## WORK TASK 1
According to the news item about Mary Wagner, what charges does she face?
## WORK TASK 2
Write the next part of the news item about Mary Wagner, picking up after its final sentence.

## TEXT PROVIDED
....................
RoadKill Radio News, December 13, 2012
Mary Wagner sits in an Ontario prison, charged with “mischief” and “breach of probation”. For what? For talking to women, while giving them flowers and pamphlets in the reception area of an abortion mill.
Why did she do it? In the hope of giving an informed choice and practical support to mothers—and their babies.
In a ‘notice of constitutional question’, filed for her Nov. 22 by Brantford lawyer Dr. Charles Lugosi under the Courts of Justice Act, Mary Wagner asks the courts to acknowledge that Canada’s Charter of Rights and Freedoms, as well as the nation’s unwritten constitution, both bestow dignity, equality, life, liberty and security of the person to every living human being in Canada—whether born or not yet born.
Her defense requires an interpretation of Section 37(1) of the Criminal Code by the courts, recognizing that living pre-born children are under the protection of the Charter; and that the words “any one” in Section 37 of the Criminal Code include all living human beings, at any age, whether born or not—regardless of their present legal status.
Mary also demands the right to exercise her constitutional freedoms of conscience, religion, expression, thought, belief, opinion, peaceful assembly and association—which would allow her to use conversational speech, pamphlets and flowers in a peaceful, non-violent manner to persuade pregnant mothers of unborn children not to choose abortion.
To win, she needs to have the courts do what Parliament has failed to do—declare Section 223(1) of the Criminal Code to be unconstitutional. Section 223(1) defines ‘human being’ as follows: “A child becomes a human being… When it has completely proceeded, in a living state, from the body of its mother…”
This definition, says Dr. Lugosi, Wagner’s lawyer, is “out of touch with biological reality; for human beings all commence life from the time of conception.”
....................
(Collected data entries)
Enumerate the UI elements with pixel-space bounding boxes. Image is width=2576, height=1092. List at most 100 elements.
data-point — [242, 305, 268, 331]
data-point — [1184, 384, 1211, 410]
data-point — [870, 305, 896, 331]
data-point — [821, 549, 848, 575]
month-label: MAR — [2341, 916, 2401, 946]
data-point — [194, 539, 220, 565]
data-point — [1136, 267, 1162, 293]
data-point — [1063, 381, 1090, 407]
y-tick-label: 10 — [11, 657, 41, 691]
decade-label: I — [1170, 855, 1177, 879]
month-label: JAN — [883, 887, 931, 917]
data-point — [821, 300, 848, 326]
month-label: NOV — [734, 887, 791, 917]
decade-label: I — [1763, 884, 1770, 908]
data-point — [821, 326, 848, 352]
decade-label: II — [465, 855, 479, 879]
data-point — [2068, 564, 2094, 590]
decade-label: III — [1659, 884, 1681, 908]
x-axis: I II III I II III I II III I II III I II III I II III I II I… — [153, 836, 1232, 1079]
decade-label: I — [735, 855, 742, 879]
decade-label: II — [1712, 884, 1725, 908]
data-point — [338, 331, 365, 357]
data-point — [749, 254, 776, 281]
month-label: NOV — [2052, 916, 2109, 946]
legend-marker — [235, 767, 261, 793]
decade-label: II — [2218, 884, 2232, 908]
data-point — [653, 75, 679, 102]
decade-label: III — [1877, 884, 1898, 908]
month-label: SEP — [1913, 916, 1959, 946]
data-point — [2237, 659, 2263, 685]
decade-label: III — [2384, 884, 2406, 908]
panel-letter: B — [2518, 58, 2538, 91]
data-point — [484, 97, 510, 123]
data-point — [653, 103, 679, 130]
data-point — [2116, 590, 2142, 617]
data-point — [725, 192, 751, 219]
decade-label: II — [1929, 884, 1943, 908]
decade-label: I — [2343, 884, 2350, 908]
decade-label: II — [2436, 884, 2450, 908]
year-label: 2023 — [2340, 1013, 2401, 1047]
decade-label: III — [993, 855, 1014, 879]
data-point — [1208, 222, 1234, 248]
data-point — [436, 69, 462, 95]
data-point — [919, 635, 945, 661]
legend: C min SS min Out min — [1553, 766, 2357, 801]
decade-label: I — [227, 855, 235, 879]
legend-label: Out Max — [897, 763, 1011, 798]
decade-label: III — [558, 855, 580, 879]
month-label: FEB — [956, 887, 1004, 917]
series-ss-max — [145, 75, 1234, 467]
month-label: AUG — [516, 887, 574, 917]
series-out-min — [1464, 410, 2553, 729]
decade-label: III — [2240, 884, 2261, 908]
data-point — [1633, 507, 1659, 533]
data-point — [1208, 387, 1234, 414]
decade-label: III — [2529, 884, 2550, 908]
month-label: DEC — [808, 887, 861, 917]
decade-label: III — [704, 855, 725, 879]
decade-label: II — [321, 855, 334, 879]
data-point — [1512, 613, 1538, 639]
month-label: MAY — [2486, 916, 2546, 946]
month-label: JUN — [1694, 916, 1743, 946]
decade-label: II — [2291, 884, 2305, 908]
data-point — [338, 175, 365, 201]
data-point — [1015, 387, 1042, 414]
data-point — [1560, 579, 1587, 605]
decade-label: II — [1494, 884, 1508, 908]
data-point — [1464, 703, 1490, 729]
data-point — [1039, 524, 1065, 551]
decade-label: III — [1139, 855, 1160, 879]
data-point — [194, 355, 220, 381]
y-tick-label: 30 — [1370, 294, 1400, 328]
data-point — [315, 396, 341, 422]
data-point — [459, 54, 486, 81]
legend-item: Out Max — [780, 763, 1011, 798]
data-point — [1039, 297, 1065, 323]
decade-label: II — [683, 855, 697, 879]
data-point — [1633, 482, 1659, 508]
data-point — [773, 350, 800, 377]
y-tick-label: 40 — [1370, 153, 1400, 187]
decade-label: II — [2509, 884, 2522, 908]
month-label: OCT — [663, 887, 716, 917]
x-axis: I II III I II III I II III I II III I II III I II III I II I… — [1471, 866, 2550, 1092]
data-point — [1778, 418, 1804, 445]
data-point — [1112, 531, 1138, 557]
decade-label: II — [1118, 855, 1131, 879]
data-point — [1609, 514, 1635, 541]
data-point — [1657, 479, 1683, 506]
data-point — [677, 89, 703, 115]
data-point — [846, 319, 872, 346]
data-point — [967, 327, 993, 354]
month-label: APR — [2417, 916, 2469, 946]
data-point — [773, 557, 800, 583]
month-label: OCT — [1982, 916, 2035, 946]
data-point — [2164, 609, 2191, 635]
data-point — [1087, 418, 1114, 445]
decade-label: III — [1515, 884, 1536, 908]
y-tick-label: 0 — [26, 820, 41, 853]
....................
## OUTPUT 1
She is charged with "mischief" and "breach of probation."

## OUTPUT 2
The Criminal Code needs a definition of “human being” that conforms to modern biological science, practical reality and common sense, he says. The current exclusion of living, unborn human beings from the human family is a matter of politics, he asserts, and obstructs use of Section 37 of the Criminal Code in the defense of a living unborn human being who is about to be killed.
“It is also inconsistent with hundreds of years of Common Law, that gives legal rights to living unborn human beings, in matters such as inheritance.”
Mary Wagner says it is only right that living pre-born human beings, who are currently not recognized as persons in law, be accorded equality with born human beings, who are recognized as legal persons.
If Mary’s arguments are accepted by the Court, there is an irreconcilable collision between a woman’s right to choose death for her living pre-born child, and that child’s constitutional right to life; for if the pre-born child is recognized to be a human being, with the right to life, liberty and security of the person, the pregnant mother’s liberty must yield to the pre-born person’s right to continued life and security of the person. The liberty to inflict an assault ends where it conflicts with another human being’s right to be left alone; there, the security of the person from assault, and protection of life begin.
No date has yet been set for hearing Mary’s constitutional question.